* What is needed
Exclude the pictures and reproduce the remaining data exactly as written.

— START OF Excerpted records —

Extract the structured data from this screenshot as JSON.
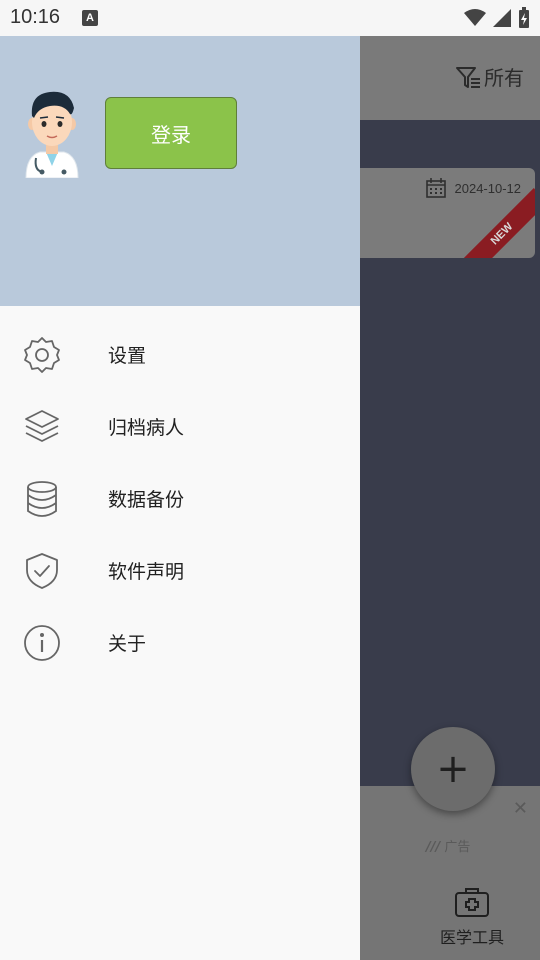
{
  "status_bar": {
    "time": "10:16",
    "notification_letter": "A"
  },
  "app_header": {
    "filter_label": "所有"
  },
  "card": {
    "date": "2024-10-12",
    "badge": "NEW"
  },
  "fab": {
    "symbol": "+"
  },
  "ad": {
    "close_symbol": "✕",
    "tag": "广告"
  },
  "bottom_nav": {
    "tools_label": "医学工具"
  },
  "drawer": {
    "login_label": "登录",
    "menu": [
      {
        "label": "设置",
        "icon": "gear-icon"
      },
      {
        "label": "归档病人",
        "icon": "layers-icon"
      },
      {
        "label": "数据备份",
        "icon": "database-icon"
      },
      {
        "label": "软件声明",
        "icon": "shield-check-icon"
      },
      {
        "label": "关于",
        "icon": "info-icon"
      }
    ]
  },
  "colors": {
    "drawer_header": "#b9c9db",
    "login_button": "#8bc34a",
    "scrim_content": "#393c4b",
    "new_ribbon": "#8a1c22"
  }
}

— END OF Excerpted records —

* Final answer
Extract the structured data from this screenshot as JSON.
{
  "status_bar": {
    "time": "10:16",
    "notification_letter": "A"
  },
  "app_header": {
    "filter_label": "所有"
  },
  "card": {
    "date": "2024-10-12",
    "badge": "NEW"
  },
  "fab": {
    "symbol": "+"
  },
  "ad": {
    "close_symbol": "✕",
    "tag": "广告"
  },
  "bottom_nav": {
    "tools_label": "医学工具"
  },
  "drawer": {
    "login_label": "登录",
    "menu": [
      {
        "label": "设置",
        "icon": "gear-icon"
      },
      {
        "label": "归档病人",
        "icon": "layers-icon"
      },
      {
        "label": "数据备份",
        "icon": "database-icon"
      },
      {
        "label": "软件声明",
        "icon": "shield-check-icon"
      },
      {
        "label": "关于",
        "icon": "info-icon"
      }
    ]
  },
  "colors": {
    "drawer_header": "#b9c9db",
    "login_button": "#8bc34a",
    "scrim_content": "#393c4b",
    "new_ribbon": "#8a1c22"
  }
}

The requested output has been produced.